INSTRUCTIONS FOR THE TASK – Write out the listing exactly as it is given.

WORKING DATA –
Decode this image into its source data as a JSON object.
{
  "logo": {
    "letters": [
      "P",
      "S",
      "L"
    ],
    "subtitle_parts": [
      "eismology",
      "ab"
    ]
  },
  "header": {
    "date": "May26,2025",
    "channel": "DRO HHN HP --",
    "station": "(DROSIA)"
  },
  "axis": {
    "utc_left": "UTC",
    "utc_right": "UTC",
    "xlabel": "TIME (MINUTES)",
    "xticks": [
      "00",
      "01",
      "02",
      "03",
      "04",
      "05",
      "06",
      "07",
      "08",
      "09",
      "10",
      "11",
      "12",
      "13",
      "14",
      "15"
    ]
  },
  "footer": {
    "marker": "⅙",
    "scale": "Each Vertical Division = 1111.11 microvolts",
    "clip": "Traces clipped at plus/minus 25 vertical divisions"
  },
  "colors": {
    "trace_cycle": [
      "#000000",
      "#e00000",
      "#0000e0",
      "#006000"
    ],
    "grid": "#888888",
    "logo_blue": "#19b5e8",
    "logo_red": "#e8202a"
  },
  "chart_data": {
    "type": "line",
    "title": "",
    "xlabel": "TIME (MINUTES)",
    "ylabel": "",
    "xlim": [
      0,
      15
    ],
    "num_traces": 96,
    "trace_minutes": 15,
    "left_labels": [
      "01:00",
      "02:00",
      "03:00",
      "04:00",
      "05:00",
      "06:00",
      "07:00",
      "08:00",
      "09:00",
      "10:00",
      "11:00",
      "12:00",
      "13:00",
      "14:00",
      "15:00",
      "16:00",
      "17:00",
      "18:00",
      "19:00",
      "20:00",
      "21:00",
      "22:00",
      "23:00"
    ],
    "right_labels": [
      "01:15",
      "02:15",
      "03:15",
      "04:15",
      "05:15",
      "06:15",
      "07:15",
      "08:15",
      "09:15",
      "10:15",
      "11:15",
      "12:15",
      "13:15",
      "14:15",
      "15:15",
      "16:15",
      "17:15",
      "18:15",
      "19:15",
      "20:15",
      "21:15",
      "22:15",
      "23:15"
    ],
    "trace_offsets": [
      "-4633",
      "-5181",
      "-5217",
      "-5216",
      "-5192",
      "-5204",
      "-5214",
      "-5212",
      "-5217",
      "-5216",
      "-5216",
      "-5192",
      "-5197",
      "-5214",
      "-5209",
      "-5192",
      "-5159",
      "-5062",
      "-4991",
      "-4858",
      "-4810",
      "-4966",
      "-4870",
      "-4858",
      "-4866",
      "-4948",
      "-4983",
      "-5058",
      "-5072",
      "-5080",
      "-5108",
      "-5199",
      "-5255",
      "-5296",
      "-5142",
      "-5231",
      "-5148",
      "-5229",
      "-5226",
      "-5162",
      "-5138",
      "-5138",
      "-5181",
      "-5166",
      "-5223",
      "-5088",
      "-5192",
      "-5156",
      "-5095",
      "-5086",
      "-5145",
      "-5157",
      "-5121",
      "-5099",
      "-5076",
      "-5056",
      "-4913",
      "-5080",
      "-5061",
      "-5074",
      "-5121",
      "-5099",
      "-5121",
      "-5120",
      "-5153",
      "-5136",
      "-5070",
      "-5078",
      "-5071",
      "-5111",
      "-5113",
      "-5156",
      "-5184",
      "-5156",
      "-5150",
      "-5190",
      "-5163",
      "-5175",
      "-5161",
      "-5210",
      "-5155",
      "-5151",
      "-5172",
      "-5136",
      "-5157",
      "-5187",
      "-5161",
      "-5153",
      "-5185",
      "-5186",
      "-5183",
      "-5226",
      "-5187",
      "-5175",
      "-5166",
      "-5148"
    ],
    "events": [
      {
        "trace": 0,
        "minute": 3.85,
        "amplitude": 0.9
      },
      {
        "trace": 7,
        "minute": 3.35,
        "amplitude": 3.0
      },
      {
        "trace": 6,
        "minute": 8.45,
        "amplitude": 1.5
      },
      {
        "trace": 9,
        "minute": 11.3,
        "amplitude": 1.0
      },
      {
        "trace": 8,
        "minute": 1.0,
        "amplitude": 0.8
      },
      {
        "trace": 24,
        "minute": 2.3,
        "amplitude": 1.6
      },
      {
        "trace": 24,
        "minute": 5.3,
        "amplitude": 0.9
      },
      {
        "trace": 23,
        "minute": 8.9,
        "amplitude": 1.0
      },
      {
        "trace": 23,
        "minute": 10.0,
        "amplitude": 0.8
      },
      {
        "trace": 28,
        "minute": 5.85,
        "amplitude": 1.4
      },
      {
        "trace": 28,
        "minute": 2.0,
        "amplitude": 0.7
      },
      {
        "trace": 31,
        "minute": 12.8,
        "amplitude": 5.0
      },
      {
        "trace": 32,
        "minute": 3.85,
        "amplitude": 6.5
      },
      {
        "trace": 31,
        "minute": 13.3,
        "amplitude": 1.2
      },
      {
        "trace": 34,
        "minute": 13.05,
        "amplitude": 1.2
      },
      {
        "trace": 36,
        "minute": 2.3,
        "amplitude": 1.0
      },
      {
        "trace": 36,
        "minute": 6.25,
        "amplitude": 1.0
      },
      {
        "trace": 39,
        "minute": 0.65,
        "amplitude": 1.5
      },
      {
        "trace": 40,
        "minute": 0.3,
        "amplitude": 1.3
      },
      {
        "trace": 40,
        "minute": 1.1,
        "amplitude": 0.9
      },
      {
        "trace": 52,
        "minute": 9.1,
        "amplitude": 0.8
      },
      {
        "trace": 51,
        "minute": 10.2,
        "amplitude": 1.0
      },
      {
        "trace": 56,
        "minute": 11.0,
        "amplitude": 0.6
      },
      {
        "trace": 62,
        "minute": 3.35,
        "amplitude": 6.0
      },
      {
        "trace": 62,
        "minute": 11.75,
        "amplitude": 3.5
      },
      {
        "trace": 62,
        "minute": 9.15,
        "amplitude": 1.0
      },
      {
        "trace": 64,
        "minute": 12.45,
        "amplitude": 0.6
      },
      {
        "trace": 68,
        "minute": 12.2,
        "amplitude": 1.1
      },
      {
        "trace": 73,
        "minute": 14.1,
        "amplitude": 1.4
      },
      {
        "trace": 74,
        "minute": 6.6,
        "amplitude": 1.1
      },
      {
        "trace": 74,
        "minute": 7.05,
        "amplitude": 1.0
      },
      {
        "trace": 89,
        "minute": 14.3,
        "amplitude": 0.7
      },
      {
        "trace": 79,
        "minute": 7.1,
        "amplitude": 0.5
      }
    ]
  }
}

ANSWER IN FULL –
Decode this image into its source data as a JSON object.
{
  "logo": {
    "letters": [
      "P",
      "S",
      "L"
    ],
    "subtitle_parts": [
      "eismology",
      "ab"
    ]
  },
  "header": {
    "date": "May26,2025",
    "channel": "DRO HHN HP --",
    "station": "(DROSIA)"
  },
  "axis": {
    "utc_left": "UTC",
    "utc_right": "UTC",
    "xlabel": "TIME (MINUTES)",
    "xticks": [
      "00",
      "01",
      "02",
      "03",
      "04",
      "05",
      "06",
      "07",
      "08",
      "09",
      "10",
      "11",
      "12",
      "13",
      "14",
      "15"
    ]
  },
  "footer": {
    "marker": "⅙",
    "scale": "Each Vertical Division = 1111.11 microvolts",
    "clip": "Traces clipped at plus/minus 25 vertical divisions"
  },
  "colors": {
    "trace_cycle": [
      "#000000",
      "#e00000",
      "#0000e0",
      "#006000"
    ],
    "grid": "#888888",
    "logo_blue": "#19b5e8",
    "logo_red": "#e8202a"
  },
  "chart_data": {
    "type": "line",
    "title": "",
    "xlabel": "TIME (MINUTES)",
    "ylabel": "",
    "xlim": [
      0,
      15
    ],
    "num_traces": 96,
    "trace_minutes": 15,
    "left_labels": [
      "01:00",
      "02:00",
      "03:00",
      "04:00",
      "05:00",
      "06:00",
      "07:00",
      "08:00",
      "09:00",
      "10:00",
      "11:00",
      "12:00",
      "13:00",
      "14:00",
      "15:00",
      "16:00",
      "17:00",
      "18:00",
      "19:00",
      "20:00",
      "21:00",
      "22:00",
      "23:00"
    ],
    "right_labels": [
      "01:15",
      "02:15",
      "03:15",
      "04:15",
      "05:15",
      "06:15",
      "07:15",
      "08:15",
      "09:15",
      "10:15",
      "11:15",
      "12:15",
      "13:15",
      "14:15",
      "15:15",
      "16:15",
      "17:15",
      "18:15",
      "19:15",
      "20:15",
      "21:15",
      "22:15",
      "23:15"
    ],
    "trace_offsets": [
      "-4633",
      "-5181",
      "-5217",
      "-5216",
      "-5192",
      "-5204",
      "-5214",
      "-5212",
      "-5217",
      "-5216",
      "-5216",
      "-5192",
      "-5197",
      "-5214",
      "-5209",
      "-5192",
      "-5159",
      "-5062",
      "-4991",
      "-4858",
      "-4810",
      "-4966",
      "-4870",
      "-4858",
      "-4866",
      "-4948",
      "-4983",
      "-5058",
      "-5072",
      "-5080",
      "-5108",
      "-5199",
      "-5255",
      "-5296",
      "-5142",
      "-5231",
      "-5148",
      "-5229",
      "-5226",
      "-5162",
      "-5138",
      "-5138",
      "-5181",
      "-5166",
      "-5223",
      "-5088",
      "-5192",
      "-5156",
      "-5095",
      "-5086",
      "-5145",
      "-5157",
      "-5121",
      "-5099",
      "-5076",
      "-5056",
      "-4913",
      "-5080",
      "-5061",
      "-5074",
      "-5121",
      "-5099",
      "-5121",
      "-5120",
      "-5153",
      "-5136",
      "-5070",
      "-5078",
      "-5071",
      "-5111",
      "-5113",
      "-5156",
      "-5184",
      "-5156",
      "-5150",
      "-5190",
      "-5163",
      "-5175",
      "-5161",
      "-5210",
      "-5155",
      "-5151",
      "-5172",
      "-5136",
      "-5157",
      "-5187",
      "-5161",
      "-5153",
      "-5185",
      "-5186",
      "-5183",
      "-5226",
      "-5187",
      "-5175",
      "-5166",
      "-5148"
    ],
    "events": [
      {
        "trace": 0,
        "minute": 3.85,
        "amplitude": 0.9
      },
      {
        "trace": 7,
        "minute": 3.35,
        "amplitude": 3.0
      },
      {
        "trace": 6,
        "minute": 8.45,
        "amplitude": 1.5
      },
      {
        "trace": 9,
        "minute": 11.3,
        "amplitude": 1.0
      },
      {
        "trace": 8,
        "minute": 1.0,
        "amplitude": 0.8
      },
      {
        "trace": 24,
        "minute": 2.3,
        "amplitude": 1.6
      },
      {
        "trace": 24,
        "minute": 5.3,
        "amplitude": 0.9
      },
      {
        "trace": 23,
        "minute": 8.9,
        "amplitude": 1.0
      },
      {
        "trace": 23,
        "minute": 10.0,
        "amplitude": 0.8
      },
      {
        "trace": 28,
        "minute": 5.85,
        "amplitude": 1.4
      },
      {
        "trace": 28,
        "minute": 2.0,
        "amplitude": 0.7
      },
      {
        "trace": 31,
        "minute": 12.8,
        "amplitude": 5.0
      },
      {
        "trace": 32,
        "minute": 3.85,
        "amplitude": 6.5
      },
      {
        "trace": 31,
        "minute": 13.3,
        "amplitude": 1.2
      },
      {
        "trace": 34,
        "minute": 13.05,
        "amplitude": 1.2
      },
      {
        "trace": 36,
        "minute": 2.3,
        "amplitude": 1.0
      },
      {
        "trace": 36,
        "minute": 6.25,
        "amplitude": 1.0
      },
      {
        "trace": 39,
        "minute": 0.65,
        "amplitude": 1.5
      },
      {
        "trace": 40,
        "minute": 0.3,
        "amplitude": 1.3
      },
      {
        "trace": 40,
        "minute": 1.1,
        "amplitude": 0.9
      },
      {
        "trace": 52,
        "minute": 9.1,
        "amplitude": 0.8
      },
      {
        "trace": 51,
        "minute": 10.2,
        "amplitude": 1.0
      },
      {
        "trace": 56,
        "minute": 11.0,
        "amplitude": 0.6
      },
      {
        "trace": 62,
        "minute": 3.35,
        "amplitude": 6.0
      },
      {
        "trace": 62,
        "minute": 11.75,
        "amplitude": 3.5
      },
      {
        "trace": 62,
        "minute": 9.15,
        "amplitude": 1.0
      },
      {
        "trace": 64,
        "minute": 12.45,
        "amplitude": 0.6
      },
      {
        "trace": 68,
        "minute": 12.2,
        "amplitude": 1.1
      },
      {
        "trace": 73,
        "minute": 14.1,
        "amplitude": 1.4
      },
      {
        "trace": 74,
        "minute": 6.6,
        "amplitude": 1.1
      },
      {
        "trace": 74,
        "minute": 7.05,
        "amplitude": 1.0
      },
      {
        "trace": 89,
        "minute": 14.3,
        "amplitude": 0.7
      },
      {
        "trace": 79,
        "minute": 7.1,
        "amplitude": 0.5
      }
    ]
  }
}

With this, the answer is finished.